*** EXTRACTED RECORDS ***

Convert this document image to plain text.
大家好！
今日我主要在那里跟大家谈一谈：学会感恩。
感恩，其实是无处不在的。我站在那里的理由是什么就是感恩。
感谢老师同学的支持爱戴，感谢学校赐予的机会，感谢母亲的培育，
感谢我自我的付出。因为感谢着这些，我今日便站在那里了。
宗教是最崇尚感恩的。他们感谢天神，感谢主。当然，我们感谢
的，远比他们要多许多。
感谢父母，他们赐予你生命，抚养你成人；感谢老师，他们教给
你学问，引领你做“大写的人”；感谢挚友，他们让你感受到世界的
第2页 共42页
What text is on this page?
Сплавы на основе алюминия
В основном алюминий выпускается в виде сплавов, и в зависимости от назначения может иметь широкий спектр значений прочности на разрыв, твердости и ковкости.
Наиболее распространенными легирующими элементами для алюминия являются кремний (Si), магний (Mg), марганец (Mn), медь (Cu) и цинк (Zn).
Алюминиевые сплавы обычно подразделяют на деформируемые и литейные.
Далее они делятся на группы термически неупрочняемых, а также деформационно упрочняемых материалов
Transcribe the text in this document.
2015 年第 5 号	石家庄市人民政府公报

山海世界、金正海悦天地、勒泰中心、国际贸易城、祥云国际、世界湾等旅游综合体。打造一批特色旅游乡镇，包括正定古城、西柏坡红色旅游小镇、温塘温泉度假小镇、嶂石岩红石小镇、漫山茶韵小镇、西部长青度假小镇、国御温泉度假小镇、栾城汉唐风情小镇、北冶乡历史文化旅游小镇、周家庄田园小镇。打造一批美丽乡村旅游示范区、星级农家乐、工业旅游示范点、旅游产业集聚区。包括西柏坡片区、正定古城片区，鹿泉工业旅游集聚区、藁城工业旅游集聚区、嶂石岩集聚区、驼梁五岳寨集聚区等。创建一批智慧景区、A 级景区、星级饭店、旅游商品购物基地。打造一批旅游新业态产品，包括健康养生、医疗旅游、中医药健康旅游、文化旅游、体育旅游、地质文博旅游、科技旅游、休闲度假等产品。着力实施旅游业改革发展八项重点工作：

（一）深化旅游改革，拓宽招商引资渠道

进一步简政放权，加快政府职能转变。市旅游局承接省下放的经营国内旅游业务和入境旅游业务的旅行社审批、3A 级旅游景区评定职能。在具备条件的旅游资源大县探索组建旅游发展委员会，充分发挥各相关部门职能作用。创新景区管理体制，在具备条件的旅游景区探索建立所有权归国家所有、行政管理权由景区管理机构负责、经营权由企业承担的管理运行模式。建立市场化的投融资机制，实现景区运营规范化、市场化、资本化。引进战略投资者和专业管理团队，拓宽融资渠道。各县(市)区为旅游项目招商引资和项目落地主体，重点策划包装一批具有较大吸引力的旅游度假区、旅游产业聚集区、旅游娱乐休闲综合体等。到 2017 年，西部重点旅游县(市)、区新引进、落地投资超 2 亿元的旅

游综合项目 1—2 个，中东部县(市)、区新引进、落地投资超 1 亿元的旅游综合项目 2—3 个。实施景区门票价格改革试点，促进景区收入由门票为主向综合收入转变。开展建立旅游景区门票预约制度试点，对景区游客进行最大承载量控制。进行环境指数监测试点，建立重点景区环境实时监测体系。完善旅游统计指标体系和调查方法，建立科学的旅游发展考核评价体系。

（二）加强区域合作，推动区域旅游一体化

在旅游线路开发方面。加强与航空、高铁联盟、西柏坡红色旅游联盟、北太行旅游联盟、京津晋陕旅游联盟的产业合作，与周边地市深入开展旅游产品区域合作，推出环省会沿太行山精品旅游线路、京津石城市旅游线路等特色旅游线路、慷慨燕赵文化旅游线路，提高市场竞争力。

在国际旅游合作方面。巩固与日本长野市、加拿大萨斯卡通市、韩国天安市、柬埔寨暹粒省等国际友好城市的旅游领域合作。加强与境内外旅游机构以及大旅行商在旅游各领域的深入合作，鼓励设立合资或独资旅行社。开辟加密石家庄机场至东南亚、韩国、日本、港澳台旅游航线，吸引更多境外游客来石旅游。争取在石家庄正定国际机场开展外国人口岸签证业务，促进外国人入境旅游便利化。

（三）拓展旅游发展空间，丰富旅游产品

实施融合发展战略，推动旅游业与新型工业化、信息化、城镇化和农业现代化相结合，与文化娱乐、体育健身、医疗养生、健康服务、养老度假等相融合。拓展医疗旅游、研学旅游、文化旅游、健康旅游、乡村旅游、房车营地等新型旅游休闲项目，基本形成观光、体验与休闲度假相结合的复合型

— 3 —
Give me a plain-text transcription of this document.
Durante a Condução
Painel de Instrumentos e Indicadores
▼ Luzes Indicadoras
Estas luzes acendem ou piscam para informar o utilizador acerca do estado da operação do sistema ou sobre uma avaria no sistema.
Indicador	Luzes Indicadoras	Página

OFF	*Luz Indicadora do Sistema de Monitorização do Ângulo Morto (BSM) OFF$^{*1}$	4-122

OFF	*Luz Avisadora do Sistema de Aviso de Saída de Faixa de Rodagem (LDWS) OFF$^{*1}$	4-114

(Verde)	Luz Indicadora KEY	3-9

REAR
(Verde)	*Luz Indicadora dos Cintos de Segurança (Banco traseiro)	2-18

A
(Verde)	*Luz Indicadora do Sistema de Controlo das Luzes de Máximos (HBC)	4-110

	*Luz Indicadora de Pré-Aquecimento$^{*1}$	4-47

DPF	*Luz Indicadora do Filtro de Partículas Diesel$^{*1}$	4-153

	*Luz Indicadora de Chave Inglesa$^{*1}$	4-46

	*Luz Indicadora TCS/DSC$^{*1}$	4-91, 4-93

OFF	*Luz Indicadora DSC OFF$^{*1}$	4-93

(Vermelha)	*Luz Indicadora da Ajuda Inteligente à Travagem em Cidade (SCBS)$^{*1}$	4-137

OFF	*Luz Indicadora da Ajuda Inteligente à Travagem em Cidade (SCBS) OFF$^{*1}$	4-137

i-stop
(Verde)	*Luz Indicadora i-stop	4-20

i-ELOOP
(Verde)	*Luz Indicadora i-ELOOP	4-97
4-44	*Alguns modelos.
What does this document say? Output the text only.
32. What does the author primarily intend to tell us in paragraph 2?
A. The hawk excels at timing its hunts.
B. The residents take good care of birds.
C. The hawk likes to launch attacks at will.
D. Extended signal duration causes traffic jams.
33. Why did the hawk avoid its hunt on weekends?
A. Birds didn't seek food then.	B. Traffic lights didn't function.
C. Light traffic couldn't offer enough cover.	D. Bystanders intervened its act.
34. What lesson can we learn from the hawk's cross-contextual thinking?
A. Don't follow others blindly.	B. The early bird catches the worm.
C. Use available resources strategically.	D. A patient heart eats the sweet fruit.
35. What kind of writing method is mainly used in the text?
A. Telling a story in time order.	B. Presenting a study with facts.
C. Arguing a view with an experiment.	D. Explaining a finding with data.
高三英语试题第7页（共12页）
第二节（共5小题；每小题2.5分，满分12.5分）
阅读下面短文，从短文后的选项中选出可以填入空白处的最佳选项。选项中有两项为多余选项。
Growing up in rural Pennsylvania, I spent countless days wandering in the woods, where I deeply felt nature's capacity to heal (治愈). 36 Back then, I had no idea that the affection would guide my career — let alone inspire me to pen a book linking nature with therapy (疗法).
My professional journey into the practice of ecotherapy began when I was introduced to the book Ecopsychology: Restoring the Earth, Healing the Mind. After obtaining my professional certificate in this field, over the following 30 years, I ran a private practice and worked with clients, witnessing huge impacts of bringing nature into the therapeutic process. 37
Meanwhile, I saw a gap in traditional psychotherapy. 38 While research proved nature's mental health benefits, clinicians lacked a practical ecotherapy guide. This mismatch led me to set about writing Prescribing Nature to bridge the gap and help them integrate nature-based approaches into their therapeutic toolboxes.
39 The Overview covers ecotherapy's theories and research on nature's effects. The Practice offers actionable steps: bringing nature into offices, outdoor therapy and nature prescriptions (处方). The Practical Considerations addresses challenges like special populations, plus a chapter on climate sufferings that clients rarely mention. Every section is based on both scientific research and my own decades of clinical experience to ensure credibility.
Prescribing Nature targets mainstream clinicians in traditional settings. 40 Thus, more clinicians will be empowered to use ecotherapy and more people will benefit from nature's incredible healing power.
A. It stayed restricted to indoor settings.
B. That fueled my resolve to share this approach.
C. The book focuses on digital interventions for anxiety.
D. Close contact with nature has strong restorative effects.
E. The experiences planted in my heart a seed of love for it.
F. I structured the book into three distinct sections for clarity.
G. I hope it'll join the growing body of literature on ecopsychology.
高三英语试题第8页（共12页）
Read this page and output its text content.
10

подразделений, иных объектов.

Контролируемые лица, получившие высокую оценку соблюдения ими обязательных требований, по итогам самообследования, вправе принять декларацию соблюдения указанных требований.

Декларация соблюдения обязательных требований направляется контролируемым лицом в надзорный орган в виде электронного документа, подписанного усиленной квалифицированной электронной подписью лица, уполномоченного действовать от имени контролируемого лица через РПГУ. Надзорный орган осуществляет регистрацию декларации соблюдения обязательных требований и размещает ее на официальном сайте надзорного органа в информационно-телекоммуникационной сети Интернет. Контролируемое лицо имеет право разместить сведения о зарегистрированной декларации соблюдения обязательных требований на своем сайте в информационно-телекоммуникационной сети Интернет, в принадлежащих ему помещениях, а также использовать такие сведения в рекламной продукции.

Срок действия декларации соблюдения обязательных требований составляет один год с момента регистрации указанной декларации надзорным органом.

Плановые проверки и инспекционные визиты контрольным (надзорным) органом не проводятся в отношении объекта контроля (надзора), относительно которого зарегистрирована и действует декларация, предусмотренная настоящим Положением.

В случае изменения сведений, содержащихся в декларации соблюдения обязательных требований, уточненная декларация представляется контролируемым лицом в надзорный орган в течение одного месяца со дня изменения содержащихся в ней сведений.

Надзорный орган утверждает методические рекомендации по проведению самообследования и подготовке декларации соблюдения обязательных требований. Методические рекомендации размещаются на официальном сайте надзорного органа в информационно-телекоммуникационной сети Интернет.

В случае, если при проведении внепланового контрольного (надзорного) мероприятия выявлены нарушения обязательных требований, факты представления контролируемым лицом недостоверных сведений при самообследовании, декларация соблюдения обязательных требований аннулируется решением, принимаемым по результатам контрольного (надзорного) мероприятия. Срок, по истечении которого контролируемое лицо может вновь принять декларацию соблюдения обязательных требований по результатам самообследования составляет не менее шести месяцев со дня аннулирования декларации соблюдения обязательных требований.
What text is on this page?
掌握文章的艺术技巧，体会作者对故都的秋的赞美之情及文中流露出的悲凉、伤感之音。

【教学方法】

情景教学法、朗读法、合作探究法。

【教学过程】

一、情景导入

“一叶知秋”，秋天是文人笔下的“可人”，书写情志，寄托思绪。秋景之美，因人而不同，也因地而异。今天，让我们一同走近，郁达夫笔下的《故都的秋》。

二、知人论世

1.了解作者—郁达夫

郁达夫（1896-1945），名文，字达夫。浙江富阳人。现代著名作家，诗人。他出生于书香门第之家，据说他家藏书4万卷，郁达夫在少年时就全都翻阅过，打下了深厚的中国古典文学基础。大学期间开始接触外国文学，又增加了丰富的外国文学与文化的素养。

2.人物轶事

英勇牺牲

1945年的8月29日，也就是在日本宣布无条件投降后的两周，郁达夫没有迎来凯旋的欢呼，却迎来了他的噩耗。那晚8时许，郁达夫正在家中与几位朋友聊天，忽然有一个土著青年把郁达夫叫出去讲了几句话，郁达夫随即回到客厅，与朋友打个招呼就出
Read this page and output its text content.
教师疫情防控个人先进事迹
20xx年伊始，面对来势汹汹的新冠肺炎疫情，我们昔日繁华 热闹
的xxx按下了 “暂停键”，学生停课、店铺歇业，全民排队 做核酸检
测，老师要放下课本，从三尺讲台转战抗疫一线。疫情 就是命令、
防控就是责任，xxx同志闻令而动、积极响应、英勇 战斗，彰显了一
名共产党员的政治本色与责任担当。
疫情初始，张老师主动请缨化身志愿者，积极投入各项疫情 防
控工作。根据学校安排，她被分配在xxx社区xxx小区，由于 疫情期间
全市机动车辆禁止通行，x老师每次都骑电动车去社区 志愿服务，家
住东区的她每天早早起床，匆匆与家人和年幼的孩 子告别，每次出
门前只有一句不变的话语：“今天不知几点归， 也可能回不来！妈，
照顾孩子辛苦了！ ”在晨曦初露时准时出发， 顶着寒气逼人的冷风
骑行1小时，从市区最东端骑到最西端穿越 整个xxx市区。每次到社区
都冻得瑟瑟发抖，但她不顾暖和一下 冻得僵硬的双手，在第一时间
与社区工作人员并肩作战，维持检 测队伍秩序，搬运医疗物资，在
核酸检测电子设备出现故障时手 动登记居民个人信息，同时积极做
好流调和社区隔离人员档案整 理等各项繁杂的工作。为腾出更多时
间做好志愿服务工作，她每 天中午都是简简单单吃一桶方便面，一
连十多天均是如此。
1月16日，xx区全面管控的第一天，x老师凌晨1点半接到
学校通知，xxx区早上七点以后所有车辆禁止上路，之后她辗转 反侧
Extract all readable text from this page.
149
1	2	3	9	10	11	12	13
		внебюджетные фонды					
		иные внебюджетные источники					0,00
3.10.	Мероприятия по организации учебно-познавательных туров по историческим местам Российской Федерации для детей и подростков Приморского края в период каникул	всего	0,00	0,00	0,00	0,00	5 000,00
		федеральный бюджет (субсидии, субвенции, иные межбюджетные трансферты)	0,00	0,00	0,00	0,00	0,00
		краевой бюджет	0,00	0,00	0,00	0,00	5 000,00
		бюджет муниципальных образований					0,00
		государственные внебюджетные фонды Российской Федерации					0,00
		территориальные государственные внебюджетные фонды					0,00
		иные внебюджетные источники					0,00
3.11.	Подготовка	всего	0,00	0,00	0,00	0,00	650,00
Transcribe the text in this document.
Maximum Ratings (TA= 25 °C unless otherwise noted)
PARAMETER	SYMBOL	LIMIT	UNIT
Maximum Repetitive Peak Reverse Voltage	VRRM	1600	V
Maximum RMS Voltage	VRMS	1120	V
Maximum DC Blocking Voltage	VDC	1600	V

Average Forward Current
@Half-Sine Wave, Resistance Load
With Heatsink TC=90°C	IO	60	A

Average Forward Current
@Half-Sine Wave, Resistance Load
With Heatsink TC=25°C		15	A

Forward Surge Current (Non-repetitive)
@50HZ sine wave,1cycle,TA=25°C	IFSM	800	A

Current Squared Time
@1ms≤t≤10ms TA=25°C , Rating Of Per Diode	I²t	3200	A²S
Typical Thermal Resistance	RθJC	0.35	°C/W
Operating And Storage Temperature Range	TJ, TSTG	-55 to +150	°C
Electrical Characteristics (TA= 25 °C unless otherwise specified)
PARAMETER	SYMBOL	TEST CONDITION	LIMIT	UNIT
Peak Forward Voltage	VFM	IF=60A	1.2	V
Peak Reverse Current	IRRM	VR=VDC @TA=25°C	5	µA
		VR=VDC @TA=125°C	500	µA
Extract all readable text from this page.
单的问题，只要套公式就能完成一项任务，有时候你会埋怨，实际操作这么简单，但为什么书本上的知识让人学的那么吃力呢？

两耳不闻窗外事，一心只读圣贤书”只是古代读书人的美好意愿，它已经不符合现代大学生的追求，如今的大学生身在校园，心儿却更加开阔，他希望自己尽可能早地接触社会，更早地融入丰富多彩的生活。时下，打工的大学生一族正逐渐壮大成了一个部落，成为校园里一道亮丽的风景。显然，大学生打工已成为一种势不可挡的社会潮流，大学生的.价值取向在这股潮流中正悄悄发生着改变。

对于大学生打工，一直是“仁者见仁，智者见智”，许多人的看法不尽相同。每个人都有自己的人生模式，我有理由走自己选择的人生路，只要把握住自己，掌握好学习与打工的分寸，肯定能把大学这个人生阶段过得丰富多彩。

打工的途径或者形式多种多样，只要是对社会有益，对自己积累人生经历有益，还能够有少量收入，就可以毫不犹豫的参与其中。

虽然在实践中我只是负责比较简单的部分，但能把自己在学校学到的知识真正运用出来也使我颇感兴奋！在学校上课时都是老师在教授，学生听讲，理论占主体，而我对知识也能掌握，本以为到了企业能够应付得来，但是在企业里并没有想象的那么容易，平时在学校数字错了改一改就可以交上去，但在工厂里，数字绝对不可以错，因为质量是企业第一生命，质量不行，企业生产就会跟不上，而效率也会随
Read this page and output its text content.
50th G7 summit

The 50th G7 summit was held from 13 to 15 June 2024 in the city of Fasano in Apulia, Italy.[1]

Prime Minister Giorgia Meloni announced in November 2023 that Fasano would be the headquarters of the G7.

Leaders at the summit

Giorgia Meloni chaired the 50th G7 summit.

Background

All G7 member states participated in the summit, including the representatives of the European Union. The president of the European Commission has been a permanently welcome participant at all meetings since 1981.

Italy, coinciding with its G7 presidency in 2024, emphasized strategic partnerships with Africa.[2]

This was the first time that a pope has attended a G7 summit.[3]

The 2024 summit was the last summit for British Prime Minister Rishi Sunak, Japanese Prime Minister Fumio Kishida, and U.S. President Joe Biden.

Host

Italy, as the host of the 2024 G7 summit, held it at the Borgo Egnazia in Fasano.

***

> WRITTEN PROBLEM:
Looking at the records above, report how many lines contain the word "Italy". Answer with the number only.

> THE ANSWER:
3